**Records from a dataset:**

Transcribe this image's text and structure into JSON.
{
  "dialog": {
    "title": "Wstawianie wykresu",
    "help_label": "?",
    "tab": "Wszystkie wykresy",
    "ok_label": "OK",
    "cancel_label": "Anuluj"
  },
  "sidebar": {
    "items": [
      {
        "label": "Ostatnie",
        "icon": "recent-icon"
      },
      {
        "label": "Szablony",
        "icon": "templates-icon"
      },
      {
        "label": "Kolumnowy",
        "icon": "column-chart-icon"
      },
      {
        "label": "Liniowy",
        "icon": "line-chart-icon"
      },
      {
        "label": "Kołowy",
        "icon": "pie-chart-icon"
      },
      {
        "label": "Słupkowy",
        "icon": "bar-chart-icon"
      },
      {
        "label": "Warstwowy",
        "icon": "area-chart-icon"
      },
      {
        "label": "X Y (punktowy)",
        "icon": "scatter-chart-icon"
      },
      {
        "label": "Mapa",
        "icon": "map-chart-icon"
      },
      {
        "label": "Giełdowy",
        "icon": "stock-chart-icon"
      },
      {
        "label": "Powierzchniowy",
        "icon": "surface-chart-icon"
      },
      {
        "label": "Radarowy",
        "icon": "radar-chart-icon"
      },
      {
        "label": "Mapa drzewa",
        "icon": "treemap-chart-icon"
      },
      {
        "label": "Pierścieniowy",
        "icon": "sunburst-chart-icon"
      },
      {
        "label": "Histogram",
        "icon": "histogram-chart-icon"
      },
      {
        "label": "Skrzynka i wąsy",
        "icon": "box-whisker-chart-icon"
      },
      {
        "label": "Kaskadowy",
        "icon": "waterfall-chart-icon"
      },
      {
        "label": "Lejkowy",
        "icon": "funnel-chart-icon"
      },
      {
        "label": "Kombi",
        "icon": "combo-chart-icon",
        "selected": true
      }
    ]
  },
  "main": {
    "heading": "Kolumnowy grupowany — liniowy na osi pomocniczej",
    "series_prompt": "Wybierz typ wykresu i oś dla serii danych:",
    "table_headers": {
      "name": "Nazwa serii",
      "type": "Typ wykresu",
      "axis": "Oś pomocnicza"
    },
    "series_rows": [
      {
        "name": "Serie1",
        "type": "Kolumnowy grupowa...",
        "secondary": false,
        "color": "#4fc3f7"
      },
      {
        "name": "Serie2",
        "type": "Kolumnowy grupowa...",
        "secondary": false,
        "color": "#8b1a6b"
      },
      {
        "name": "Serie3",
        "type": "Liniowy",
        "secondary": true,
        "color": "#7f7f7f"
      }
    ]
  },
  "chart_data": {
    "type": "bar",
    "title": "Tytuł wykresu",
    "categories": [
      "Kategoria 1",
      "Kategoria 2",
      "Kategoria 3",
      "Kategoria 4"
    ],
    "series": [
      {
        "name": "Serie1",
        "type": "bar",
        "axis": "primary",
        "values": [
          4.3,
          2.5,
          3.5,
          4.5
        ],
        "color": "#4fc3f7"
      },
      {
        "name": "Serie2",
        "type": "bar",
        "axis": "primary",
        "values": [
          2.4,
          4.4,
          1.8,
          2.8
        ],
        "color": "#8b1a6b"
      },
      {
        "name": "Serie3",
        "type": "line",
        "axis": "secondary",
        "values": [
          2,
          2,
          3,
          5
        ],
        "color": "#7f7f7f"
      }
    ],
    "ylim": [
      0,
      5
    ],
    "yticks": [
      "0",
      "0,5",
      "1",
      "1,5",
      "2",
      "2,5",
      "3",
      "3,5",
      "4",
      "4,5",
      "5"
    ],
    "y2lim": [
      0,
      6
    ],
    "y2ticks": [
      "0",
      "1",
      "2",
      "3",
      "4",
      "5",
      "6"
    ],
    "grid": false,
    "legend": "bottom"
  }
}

**INSTRUCTIONS FOR THE TASK:**
Write out the entries above once more, without altering anything.

**REPLY TO THE TASK:**
Transcribe this image's text and structure into JSON.
{
  "dialog": {
    "title": "Wstawianie wykresu",
    "help_label": "?",
    "tab": "Wszystkie wykresy",
    "ok_label": "OK",
    "cancel_label": "Anuluj"
  },
  "sidebar": {
    "items": [
      {
        "label": "Ostatnie",
        "icon": "recent-icon"
      },
      {
        "label": "Szablony",
        "icon": "templates-icon"
      },
      {
        "label": "Kolumnowy",
        "icon": "column-chart-icon"
      },
      {
        "label": "Liniowy",
        "icon": "line-chart-icon"
      },
      {
        "label": "Kołowy",
        "icon": "pie-chart-icon"
      },
      {
        "label": "Słupkowy",
        "icon": "bar-chart-icon"
      },
      {
        "label": "Warstwowy",
        "icon": "area-chart-icon"
      },
      {
        "label": "X Y (punktowy)",
        "icon": "scatter-chart-icon"
      },
      {
        "label": "Mapa",
        "icon": "map-chart-icon"
      },
      {
        "label": "Giełdowy",
        "icon": "stock-chart-icon"
      },
      {
        "label": "Powierzchniowy",
        "icon": "surface-chart-icon"
      },
      {
        "label": "Radarowy",
        "icon": "radar-chart-icon"
      },
      {
        "label": "Mapa drzewa",
        "icon": "treemap-chart-icon"
      },
      {
        "label": "Pierścieniowy",
        "icon": "sunburst-chart-icon"
      },
      {
        "label": "Histogram",
        "icon": "histogram-chart-icon"
      },
      {
        "label": "Skrzynka i wąsy",
        "icon": "box-whisker-chart-icon"
      },
      {
        "label": "Kaskadowy",
        "icon": "waterfall-chart-icon"
      },
      {
        "label": "Lejkowy",
        "icon": "funnel-chart-icon"
      },
      {
        "label": "Kombi",
        "icon": "combo-chart-icon",
        "selected": true
      }
    ]
  },
  "main": {
    "heading": "Kolumnowy grupowany — liniowy na osi pomocniczej",
    "series_prompt": "Wybierz typ wykresu i oś dla serii danych:",
    "table_headers": {
      "name": "Nazwa serii",
      "type": "Typ wykresu",
      "axis": "Oś pomocnicza"
    },
    "series_rows": [
      {
        "name": "Serie1",
        "type": "Kolumnowy grupowa...",
        "secondary": false,
        "color": "#4fc3f7"
      },
      {
        "name": "Serie2",
        "type": "Kolumnowy grupowa...",
        "secondary": false,
        "color": "#8b1a6b"
      },
      {
        "name": "Serie3",
        "type": "Liniowy",
        "secondary": true,
        "color": "#7f7f7f"
      }
    ]
  },
  "chart_data": {
    "type": "bar",
    "title": "Tytuł wykresu",
    "categories": [
      "Kategoria 1",
      "Kategoria 2",
      "Kategoria 3",
      "Kategoria 4"
    ],
    "series": [
      {
        "name": "Serie1",
        "type": "bar",
        "axis": "primary",
        "values": [
          4.3,
          2.5,
          3.5,
          4.5
        ],
        "color": "#4fc3f7"
      },
      {
        "name": "Serie2",
        "type": "bar",
        "axis": "primary",
        "values": [
          2.4,
          4.4,
          1.8,
          2.8
        ],
        "color": "#8b1a6b"
      },
      {
        "name": "Serie3",
        "type": "line",
        "axis": "secondary",
        "values": [
          2,
          2,
          3,
          5
        ],
        "color": "#7f7f7f"
      }
    ],
    "ylim": [
      0,
      5
    ],
    "yticks": [
      "0",
      "0,5",
      "1",
      "1,5",
      "2",
      "2,5",
      "3",
      "3,5",
      "4",
      "4,5",
      "5"
    ],
    "y2lim": [
      0,
      6
    ],
    "y2ticks": [
      "0",
      "1",
      "2",
      "3",
      "4",
      "5",
      "6"
    ],
    "grid": false,
    "legend": "bottom"
  }
}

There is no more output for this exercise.